Required work ::
The entries below should be transcribed in their entirety, exactly as written.
++++++++++++++++++++
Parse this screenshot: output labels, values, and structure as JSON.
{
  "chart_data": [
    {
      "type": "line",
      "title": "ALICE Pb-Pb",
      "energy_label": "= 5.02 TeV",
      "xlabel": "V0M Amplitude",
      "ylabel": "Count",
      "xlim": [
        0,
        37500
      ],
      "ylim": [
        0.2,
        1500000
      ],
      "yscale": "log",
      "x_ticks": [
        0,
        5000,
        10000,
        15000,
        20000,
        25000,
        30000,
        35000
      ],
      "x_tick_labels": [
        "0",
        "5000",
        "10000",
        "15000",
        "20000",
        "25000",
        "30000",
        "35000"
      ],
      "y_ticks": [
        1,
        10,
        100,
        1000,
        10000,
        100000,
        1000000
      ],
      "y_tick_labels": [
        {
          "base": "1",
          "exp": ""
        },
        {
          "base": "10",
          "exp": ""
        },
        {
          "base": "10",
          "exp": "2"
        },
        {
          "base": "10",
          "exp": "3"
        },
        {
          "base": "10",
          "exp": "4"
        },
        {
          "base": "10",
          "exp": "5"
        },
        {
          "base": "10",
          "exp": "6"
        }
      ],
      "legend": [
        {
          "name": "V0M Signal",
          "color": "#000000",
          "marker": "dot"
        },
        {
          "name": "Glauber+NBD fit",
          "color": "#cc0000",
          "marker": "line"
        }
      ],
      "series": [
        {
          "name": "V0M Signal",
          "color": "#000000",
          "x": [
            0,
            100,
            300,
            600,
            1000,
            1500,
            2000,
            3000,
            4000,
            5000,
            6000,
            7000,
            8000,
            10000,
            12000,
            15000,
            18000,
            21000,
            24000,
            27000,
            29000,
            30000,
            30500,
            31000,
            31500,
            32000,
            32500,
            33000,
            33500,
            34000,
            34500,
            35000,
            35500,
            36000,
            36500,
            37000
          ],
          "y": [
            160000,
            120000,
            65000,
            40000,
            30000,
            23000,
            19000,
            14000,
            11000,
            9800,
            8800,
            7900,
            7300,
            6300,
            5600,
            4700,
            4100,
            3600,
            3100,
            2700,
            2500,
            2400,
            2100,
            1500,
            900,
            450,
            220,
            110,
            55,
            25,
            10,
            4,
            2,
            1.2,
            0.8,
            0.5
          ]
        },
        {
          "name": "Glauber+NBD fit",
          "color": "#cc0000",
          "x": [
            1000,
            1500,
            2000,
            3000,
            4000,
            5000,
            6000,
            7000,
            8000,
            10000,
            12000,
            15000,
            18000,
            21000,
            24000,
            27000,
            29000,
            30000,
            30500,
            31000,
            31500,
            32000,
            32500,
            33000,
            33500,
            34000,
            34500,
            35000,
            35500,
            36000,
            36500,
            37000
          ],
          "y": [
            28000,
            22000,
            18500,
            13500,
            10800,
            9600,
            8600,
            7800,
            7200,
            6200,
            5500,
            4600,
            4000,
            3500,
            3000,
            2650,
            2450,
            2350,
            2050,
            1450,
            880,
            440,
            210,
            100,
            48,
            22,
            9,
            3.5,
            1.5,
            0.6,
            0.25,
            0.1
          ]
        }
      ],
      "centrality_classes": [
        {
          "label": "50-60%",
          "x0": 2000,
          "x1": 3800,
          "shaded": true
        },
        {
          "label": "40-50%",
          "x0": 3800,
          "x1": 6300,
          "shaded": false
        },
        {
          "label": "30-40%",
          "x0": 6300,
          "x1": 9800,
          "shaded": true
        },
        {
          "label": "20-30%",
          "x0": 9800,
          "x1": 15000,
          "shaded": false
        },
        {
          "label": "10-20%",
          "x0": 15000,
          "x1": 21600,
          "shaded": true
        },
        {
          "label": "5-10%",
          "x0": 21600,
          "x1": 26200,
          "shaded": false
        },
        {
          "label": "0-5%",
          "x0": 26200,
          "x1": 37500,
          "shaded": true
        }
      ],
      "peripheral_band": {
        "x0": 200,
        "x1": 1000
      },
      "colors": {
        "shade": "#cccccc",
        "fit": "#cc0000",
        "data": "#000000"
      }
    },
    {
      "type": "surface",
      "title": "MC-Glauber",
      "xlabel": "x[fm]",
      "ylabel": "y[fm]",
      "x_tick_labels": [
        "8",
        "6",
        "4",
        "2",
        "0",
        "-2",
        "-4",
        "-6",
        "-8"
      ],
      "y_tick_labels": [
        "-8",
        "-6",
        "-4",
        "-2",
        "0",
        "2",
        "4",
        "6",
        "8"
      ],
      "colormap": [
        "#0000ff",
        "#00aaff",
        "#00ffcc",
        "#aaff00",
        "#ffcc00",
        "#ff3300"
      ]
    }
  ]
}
++++++++++++++++++++
Exercise answer ::
Parse this screenshot: output labels, values, and structure as JSON.
{
  "chart_data": [
    {
      "type": "line",
      "title": "ALICE Pb-Pb",
      "energy_label": "= 5.02 TeV",
      "xlabel": "V0M Amplitude",
      "ylabel": "Count",
      "xlim": [
        0,
        37500
      ],
      "ylim": [
        0.2,
        1500000
      ],
      "yscale": "log",
      "x_ticks": [
        0,
        5000,
        10000,
        15000,
        20000,
        25000,
        30000,
        35000
      ],
      "x_tick_labels": [
        "0",
        "5000",
        "10000",
        "15000",
        "20000",
        "25000",
        "30000",
        "35000"
      ],
      "y_ticks": [
        1,
        10,
        100,
        1000,
        10000,
        100000,
        1000000
      ],
      "y_tick_labels": [
        {
          "base": "1",
          "exp": ""
        },
        {
          "base": "10",
          "exp": ""
        },
        {
          "base": "10",
          "exp": "2"
        },
        {
          "base": "10",
          "exp": "3"
        },
        {
          "base": "10",
          "exp": "4"
        },
        {
          "base": "10",
          "exp": "5"
        },
        {
          "base": "10",
          "exp": "6"
        }
      ],
      "legend": [
        {
          "name": "V0M Signal",
          "color": "#000000",
          "marker": "dot"
        },
        {
          "name": "Glauber+NBD fit",
          "color": "#cc0000",
          "marker": "line"
        }
      ],
      "series": [
        {
          "name": "V0M Signal",
          "color": "#000000",
          "x": [
            0,
            100,
            300,
            600,
            1000,
            1500,
            2000,
            3000,
            4000,
            5000,
            6000,
            7000,
            8000,
            10000,
            12000,
            15000,
            18000,
            21000,
            24000,
            27000,
            29000,
            30000,
            30500,
            31000,
            31500,
            32000,
            32500,
            33000,
            33500,
            34000,
            34500,
            35000,
            35500,
            36000,
            36500,
            37000
          ],
          "y": [
            160000,
            120000,
            65000,
            40000,
            30000,
            23000,
            19000,
            14000,
            11000,
            9800,
            8800,
            7900,
            7300,
            6300,
            5600,
            4700,
            4100,
            3600,
            3100,
            2700,
            2500,
            2400,
            2100,
            1500,
            900,
            450,
            220,
            110,
            55,
            25,
            10,
            4,
            2,
            1.2,
            0.8,
            0.5
          ]
        },
        {
          "name": "Glauber+NBD fit",
          "color": "#cc0000",
          "x": [
            1000,
            1500,
            2000,
            3000,
            4000,
            5000,
            6000,
            7000,
            8000,
            10000,
            12000,
            15000,
            18000,
            21000,
            24000,
            27000,
            29000,
            30000,
            30500,
            31000,
            31500,
            32000,
            32500,
            33000,
            33500,
            34000,
            34500,
            35000,
            35500,
            36000,
            36500,
            37000
          ],
          "y": [
            28000,
            22000,
            18500,
            13500,
            10800,
            9600,
            8600,
            7800,
            7200,
            6200,
            5500,
            4600,
            4000,
            3500,
            3000,
            2650,
            2450,
            2350,
            2050,
            1450,
            880,
            440,
            210,
            100,
            48,
            22,
            9,
            3.5,
            1.5,
            0.6,
            0.25,
            0.1
          ]
        }
      ],
      "centrality_classes": [
        {
          "label": "50-60%",
          "x0": 2000,
          "x1": 3800,
          "shaded": true
        },
        {
          "label": "40-50%",
          "x0": 3800,
          "x1": 6300,
          "shaded": false
        },
        {
          "label": "30-40%",
          "x0": 6300,
          "x1": 9800,
          "shaded": true
        },
        {
          "label": "20-30%",
          "x0": 9800,
          "x1": 15000,
          "shaded": false
        },
        {
          "label": "10-20%",
          "x0": 15000,
          "x1": 21600,
          "shaded": true
        },
        {
          "label": "5-10%",
          "x0": 21600,
          "x1": 26200,
          "shaded": false
        },
        {
          "label": "0-5%",
          "x0": 26200,
          "x1": 37500,
          "shaded": true
        }
      ],
      "peripheral_band": {
        "x0": 200,
        "x1": 1000
      },
      "colors": {
        "shade": "#cccccc",
        "fit": "#cc0000",
        "data": "#000000"
      }
    },
    {
      "type": "surface",
      "title": "MC-Glauber",
      "xlabel": "x[fm]",
      "ylabel": "y[fm]",
      "x_tick_labels": [
        "8",
        "6",
        "4",
        "2",
        "0",
        "-2",
        "-4",
        "-6",
        "-8"
      ],
      "y_tick_labels": [
        "-8",
        "-6",
        "-4",
        "-2",
        "0",
        "2",
        "4",
        "6",
        "8"
      ],
      "colormap": [
        "#0000ff",
        "#00aaff",
        "#00ffcc",
        "#aaff00",
        "#ffcc00",
        "#ff3300"
      ]
    }
  ]
}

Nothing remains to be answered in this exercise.